> _Instruction_
Reproduce every line of the entries below, substituting "bar-total" for each occurrence of "total-label" and leaving all other text unchanged. Omit the pictures from your answer.
============
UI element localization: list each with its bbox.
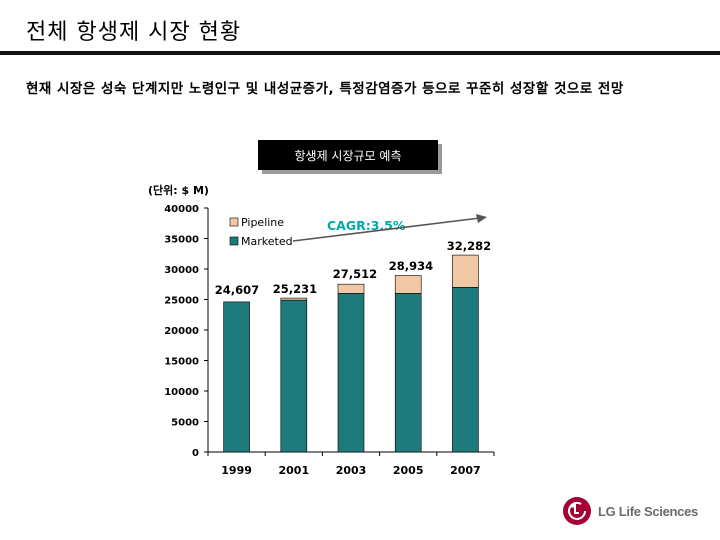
y-tick-label: 15000 bbox=[164, 357, 199, 368]
legend-label: Pipeline bbox=[241, 216, 284, 229]
bar-marketed bbox=[223, 301, 250, 453]
x-tick-label: 2003 bbox=[336, 464, 367, 477]
y-tick-label: 30000 bbox=[164, 265, 199, 276]
trend-arrow-head bbox=[476, 214, 487, 223]
cagr-annotation: CAGR:3.5% bbox=[327, 218, 406, 233]
x-tick-label: 2007 bbox=[450, 464, 481, 477]
x-tick-label: 1999 bbox=[221, 464, 252, 477]
total-label: 32,282 bbox=[447, 239, 491, 253]
chart-title-box: 항생제 시장규모 예측 bbox=[258, 140, 438, 170]
bar-pipeline bbox=[337, 283, 365, 294]
y-tick-label: 35000 bbox=[164, 235, 199, 246]
bar-marketed bbox=[452, 286, 479, 453]
bar-marketed bbox=[394, 293, 422, 453]
y-tick-label: 25000 bbox=[164, 296, 199, 307]
logo-text: LG Life Sciences bbox=[598, 503, 698, 519]
bar-pipeline bbox=[452, 254, 479, 288]
lg-logo: LG Life Sciences bbox=[562, 496, 698, 526]
legend-swatch bbox=[229, 217, 239, 227]
y-tick-label: 0 bbox=[192, 448, 199, 459]
y-tick-label: 10000 bbox=[164, 387, 199, 398]
bar-pipeline bbox=[394, 275, 422, 294]
bar-marketed bbox=[337, 293, 365, 453]
x-tick-label: 2001 bbox=[278, 464, 309, 477]
y-tick-label: 20000 bbox=[164, 326, 199, 337]
unit-label: (단위: $ M) bbox=[148, 183, 209, 197]
title-divider bbox=[0, 51, 720, 55]
y-tick-label: 40000 bbox=[164, 204, 199, 215]
legend-label: Marketed bbox=[241, 235, 293, 248]
page-title: 전체 항생제 시장 현황 bbox=[26, 20, 242, 45]
total-label: 28,934 bbox=[389, 259, 433, 273]
bar-pipeline bbox=[280, 297, 308, 301]
total-label: 25,231 bbox=[273, 282, 317, 296]
trend-arrow-line bbox=[292, 217, 481, 242]
total-label: 24,607 bbox=[215, 283, 259, 297]
legend-swatch bbox=[229, 236, 239, 246]
page-subtitle: 현재 시장은 성숙 단계지만 노령인구 및 내성균증가, 특정감염증가 등으로 … bbox=[26, 81, 624, 97]
bar-marketed bbox=[280, 299, 308, 453]
y-tick-label: 5000 bbox=[171, 418, 199, 429]
lg-logo-icon bbox=[563, 497, 591, 525]
total-label: 27,512 bbox=[333, 267, 377, 281]
x-tick-label: 2005 bbox=[393, 464, 424, 477]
============
> _Solution for this exercise_
UI element localization: list each with its bbox.
y-tick-label: 15000 bbox=[164, 357, 199, 368]
legend-label: Pipeline bbox=[241, 216, 284, 229]
bar-marketed bbox=[223, 301, 250, 453]
x-tick-label: 2003 bbox=[336, 464, 367, 477]
y-tick-label: 30000 bbox=[164, 265, 199, 276]
trend-arrow-head bbox=[476, 214, 487, 223]
cagr-annotation: CAGR:3.5% bbox=[327, 218, 406, 233]
x-tick-label: 2007 bbox=[450, 464, 481, 477]
x-tick-label: 1999 bbox=[221, 464, 252, 477]
bar-total: 32,282 bbox=[447, 239, 491, 253]
chart-title-box: 항생제 시장규모 예측 bbox=[258, 140, 438, 170]
bar-pipeline bbox=[337, 283, 365, 294]
y-tick-label: 35000 bbox=[164, 235, 199, 246]
bar-marketed bbox=[452, 286, 479, 453]
bar-marketed bbox=[394, 293, 422, 453]
y-tick-label: 25000 bbox=[164, 296, 199, 307]
logo-text: LG Life Sciences bbox=[598, 503, 698, 519]
bar-pipeline bbox=[452, 254, 479, 288]
lg-logo: LG Life Sciences bbox=[562, 496, 698, 526]
legend-swatch bbox=[229, 217, 239, 227]
y-tick-label: 0 bbox=[192, 448, 199, 459]
y-tick-label: 10000 bbox=[164, 387, 199, 398]
bar-pipeline bbox=[394, 275, 422, 294]
bar-marketed bbox=[337, 293, 365, 453]
x-tick-label: 2001 bbox=[278, 464, 309, 477]
y-tick-label: 20000 bbox=[164, 326, 199, 337]
unit-label: (단위: $ M) bbox=[148, 183, 209, 197]
title-divider bbox=[0, 51, 720, 55]
y-tick-label: 40000 bbox=[164, 204, 199, 215]
legend-label: Marketed bbox=[241, 235, 293, 248]
page-title: 전체 항생제 시장 현황 bbox=[26, 20, 242, 45]
bar-total: 28,934 bbox=[389, 259, 433, 273]
bar-pipeline bbox=[280, 297, 308, 301]
bar-total: 25,231 bbox=[273, 282, 317, 296]
trend-arrow-line bbox=[292, 217, 481, 242]
bar-total: 24,607 bbox=[215, 283, 259, 297]
legend-swatch bbox=[229, 236, 239, 246]
page-subtitle: 현재 시장은 성숙 단계지만 노령인구 및 내성균증가, 특정감염증가 등으로 … bbox=[26, 81, 624, 97]
bar-marketed bbox=[280, 299, 308, 453]
y-tick-label: 5000 bbox=[171, 418, 199, 429]
lg-logo-icon bbox=[563, 497, 591, 525]
bar-total: 27,512 bbox=[333, 267, 377, 281]
x-tick-label: 2005 bbox=[393, 464, 424, 477]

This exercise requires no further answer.